◆ TASK INSTRUCTIONS: Copy out the whole listing exactly as written, leaving the pictures behind.

◆ SUPPLIED MATERIAL:
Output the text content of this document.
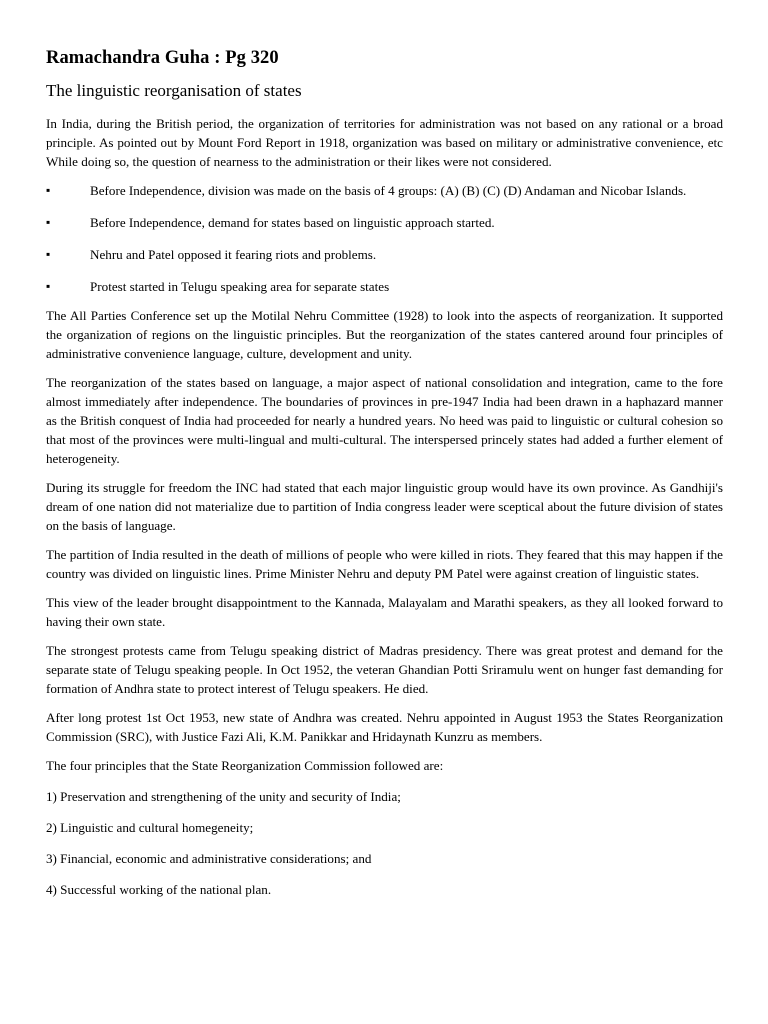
Ramachandra Guha : Pg 320
The linguistic reorganisation of states

In India, during the British period, the organization of territories for administration was not based on any rational or a broad principle. As pointed out by Mount Ford Report in 1918, organization was based on military or administrative convenience, etc While doing so, the question of nearness to the administration or their likes were not considered.

▪	Before Independence, division was made on the basis of 4 groups: (A) (B) (C) (D) Andaman and Nicobar Islands.
▪	Before Independence, demand for states based on linguistic approach started.
▪	Nehru and Patel opposed it fearing riots and problems.
▪	Protest started in Telugu speaking area for separate states

The All Parties Conference set up the Motilal Nehru Committee (1928) to look into the aspects of reorganization. It supported the organization of regions on the linguistic principles. But the reorganization of the states cantered around four principles of administrative convenience language, culture, development and unity.

The reorganization of the states based on language, a major aspect of national consolidation and integration, came to the fore almost immediately after independence. The boundaries of provinces in pre-1947 India had been drawn in a haphazard manner as the British conquest of India had proceeded for nearly a hundred years. No heed was paid to linguistic or cultural cohesion so that most of the provinces were multi-lingual and multi-cultural. The interspersed princely states had added a further element of heterogeneity.

During its struggle for freedom the INC had stated that each major linguistic group would have its own province. As Gandhiji's dream of one nation did not materialize due to partition of India congress leader were sceptical about the future division of states on the basis of language.

The partition of India resulted in the death of millions of people who were killed in riots. They feared that this may happen if the country was divided on linguistic lines. Prime Minister Nehru and deputy PM Patel were against creation of linguistic states.

This view of the leader brought disappointment to the Kannada, Malayalam and Marathi speakers, as they all looked forward to having their own state.

The strongest protests came from Telugu speaking district of Madras presidency. There was great protest and demand for the separate state of Telugu speaking people. In Oct 1952, the veteran Ghandian Potti Sriramulu went on hunger fast demanding for formation of Andhra state to protect interest of Telugu speakers. He died.

After long protest 1st Oct 1953, new state of Andhra was created. Nehru appointed in August 1953 the States Reorganization Commission (SRC), with Justice Fazi Ali, K.M. Panikkar and Hridaynath Kunzru as members.

The four principles that the State Reorganization Commission followed are:

1) Preservation and strengthening of the unity and security of India;
2) Linguistic and cultural homegeneity;
3) Financial, economic and administrative considerations; and
4) Successful working of the national plan.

◆ TASK OUTPUT:
Output the text content of this document.
Ramachandra Guha : Pg 320
The linguistic reorganisation of states

In India, during the British period, the organization of territories for administration was not based on any rational or a broad principle. As pointed out by Mount Ford Report in 1918, organization was based on military or administrative convenience, etc While doing so, the question of nearness to the administration or their likes were not considered.

▪	Before Independence, division was made on the basis of 4 groups: (A) (B) (C) (D) Andaman and Nicobar Islands.
▪	Before Independence, demand for states based on linguistic approach started.
▪	Nehru and Patel opposed it fearing riots and problems.
▪	Protest started in Telugu speaking area for separate states

The All Parties Conference set up the Motilal Nehru Committee (1928) to look into the aspects of reorganization. It supported the organization of regions on the linguistic principles. But the reorganization of the states cantered around four principles of administrative convenience language, culture, development and unity.

The reorganization of the states based on language, a major aspect of national consolidation and integration, came to the fore almost immediately after independence. The boundaries of provinces in pre-1947 India had been drawn in a haphazard manner as the British conquest of India had proceeded for nearly a hundred years. No heed was paid to linguistic or cultural cohesion so that most of the provinces were multi-lingual and multi-cultural. The interspersed princely states had added a further element of heterogeneity.

During its struggle for freedom the INC had stated that each major linguistic group would have its own province. As Gandhiji's dream of one nation did not materialize due to partition of India congress leader were sceptical about the future division of states on the basis of language.

The partition of India resulted in the death of millions of people who were killed in riots. They feared that this may happen if the country was divided on linguistic lines. Prime Minister Nehru and deputy PM Patel were against creation of linguistic states.

This view of the leader brought disappointment to the Kannada, Malayalam and Marathi speakers, as they all looked forward to having their own state.

The strongest protests came from Telugu speaking district of Madras presidency. There was great protest and demand for the separate state of Telugu speaking people. In Oct 1952, the veteran Ghandian Potti Sriramulu went on hunger fast demanding for formation of Andhra state to protect interest of Telugu speakers. He died.

After long protest 1st Oct 1953, new state of Andhra was created. Nehru appointed in August 1953 the States Reorganization Commission (SRC), with Justice Fazi Ali, K.M. Panikkar and Hridaynath Kunzru as members.

The four principles that the State Reorganization Commission followed are:

1) Preservation and strengthening of the unity and security of India;
2) Linguistic and cultural homegeneity;
3) Financial, economic and administrative considerations; and
4) Successful working of the national plan.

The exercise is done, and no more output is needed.